— Start of Input material —

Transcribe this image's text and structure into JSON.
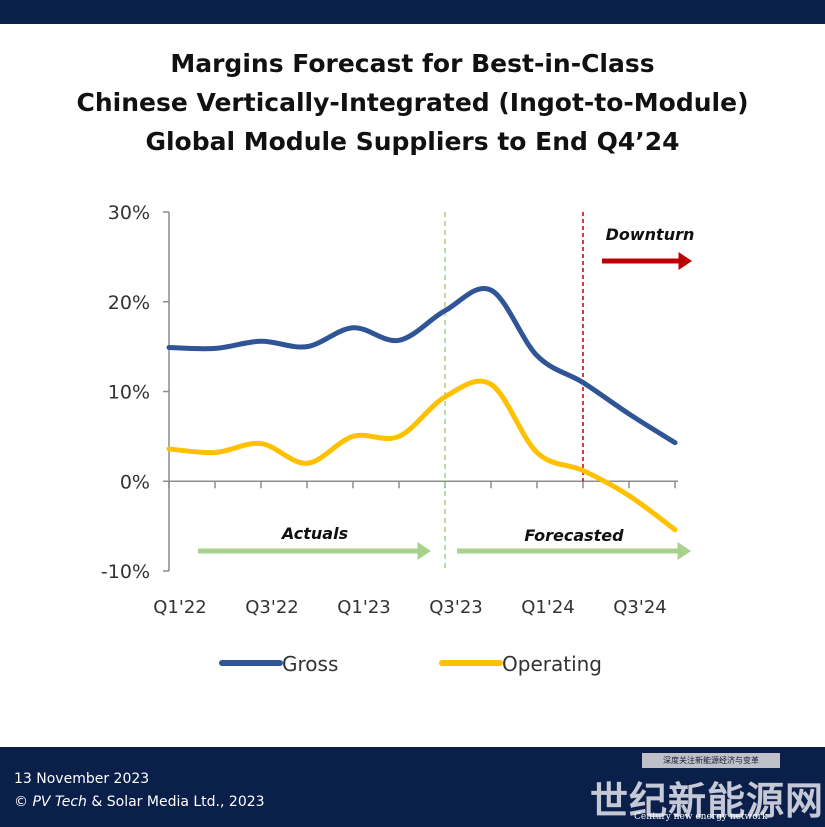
{
  "title": {
    "line1": "Margins Forecast for Best-in-Class",
    "line2": "Chinese Vertically-Integrated (Ingot-to-Module)",
    "line3": "Global Module Suppliers to End Q4’24"
  },
  "chart_data": {
    "type": "line",
    "title": "Margins Forecast for Best-in-Class Chinese Vertically-Integrated (Ingot-to-Module) Global Module Suppliers to End Q4’24",
    "x": [
      "Q1'22",
      "Q2'22",
      "Q3'22",
      "Q4'22",
      "Q1'23",
      "Q2'23",
      "Q3'23",
      "Q4'23",
      "Q1'24",
      "Q2'24",
      "Q3'24",
      "Q4'24"
    ],
    "x_tick_labels": [
      "Q1'22",
      "Q3'22",
      "Q1'23",
      "Q3'23",
      "Q1'24",
      "Q3'24"
    ],
    "ylim": [
      -10,
      30
    ],
    "y_ticks": [
      -10,
      0,
      10,
      20,
      30
    ],
    "y_tick_labels": [
      "-10%",
      "0%",
      "10%",
      "20%",
      "30%"
    ],
    "series": [
      {
        "name": "Gross",
        "color": "#2f5597",
        "values": [
          14.9,
          14.8,
          15.6,
          15.0,
          17.1,
          15.7,
          19.0,
          21.3,
          14.0,
          11.0,
          7.5,
          4.3
        ]
      },
      {
        "name": "Operating",
        "color": "#ffc000",
        "values": [
          3.6,
          3.2,
          4.2,
          2.0,
          5.0,
          5.0,
          9.4,
          10.8,
          3.2,
          1.2,
          -1.6,
          -5.4
        ]
      }
    ],
    "annotations": {
      "actuals_label": "Actuals",
      "forecast_label": "Forecasted",
      "downturn_label": "Downturn",
      "forecast_start_x": 6.0,
      "downturn_x": 9.0
    },
    "legend_position": "bottom",
    "grid": false
  },
  "footer": {
    "date": "13 November  2023",
    "copyright_prefix": "© ",
    "brand": "PV Tech",
    "copyright_suffix": " & Solar Media Ltd., 2023"
  },
  "watermark": {
    "top_text": "深度关注新能源经济与变革",
    "big_text": "世纪新能源网",
    "small_text": "Century new energy network"
  },
  "colors": {
    "navy": "#0b1f4b",
    "gross": "#2f5597",
    "operating": "#ffc000",
    "arrow_green": "#a9d18e",
    "downturn_red": "#c00000"
  }
}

— End of Input material —

Work required. Leave out the pictures and transcribe the entries above exactly.

In response.
Transcribe this image's text and structure into JSON.
{
  "title": {
    "line1": "Margins Forecast for Best-in-Class",
    "line2": "Chinese Vertically-Integrated (Ingot-to-Module)",
    "line3": "Global Module Suppliers to End Q4’24"
  },
  "chart_data": {
    "type": "line",
    "title": "Margins Forecast for Best-in-Class Chinese Vertically-Integrated (Ingot-to-Module) Global Module Suppliers to End Q4’24",
    "x": [
      "Q1'22",
      "Q2'22",
      "Q3'22",
      "Q4'22",
      "Q1'23",
      "Q2'23",
      "Q3'23",
      "Q4'23",
      "Q1'24",
      "Q2'24",
      "Q3'24",
      "Q4'24"
    ],
    "x_tick_labels": [
      "Q1'22",
      "Q3'22",
      "Q1'23",
      "Q3'23",
      "Q1'24",
      "Q3'24"
    ],
    "ylim": [
      -10,
      30
    ],
    "y_ticks": [
      -10,
      0,
      10,
      20,
      30
    ],
    "y_tick_labels": [
      "-10%",
      "0%",
      "10%",
      "20%",
      "30%"
    ],
    "series": [
      {
        "name": "Gross",
        "color": "#2f5597",
        "values": [
          14.9,
          14.8,
          15.6,
          15.0,
          17.1,
          15.7,
          19.0,
          21.3,
          14.0,
          11.0,
          7.5,
          4.3
        ]
      },
      {
        "name": "Operating",
        "color": "#ffc000",
        "values": [
          3.6,
          3.2,
          4.2,
          2.0,
          5.0,
          5.0,
          9.4,
          10.8,
          3.2,
          1.2,
          -1.6,
          -5.4
        ]
      }
    ],
    "annotations": {
      "actuals_label": "Actuals",
      "forecast_label": "Forecasted",
      "downturn_label": "Downturn",
      "forecast_start_x": 6.0,
      "downturn_x": 9.0
    },
    "legend_position": "bottom",
    "grid": false
  },
  "footer": {
    "date": "13 November  2023",
    "copyright_prefix": "© ",
    "brand": "PV Tech",
    "copyright_suffix": " & Solar Media Ltd., 2023"
  },
  "watermark": {
    "top_text": "深度关注新能源经济与变革",
    "big_text": "世纪新能源网",
    "small_text": "Century new energy network"
  },
  "colors": {
    "navy": "#0b1f4b",
    "gross": "#2f5597",
    "operating": "#ffc000",
    "arrow_green": "#a9d18e",
    "downturn_red": "#c00000"
  }
}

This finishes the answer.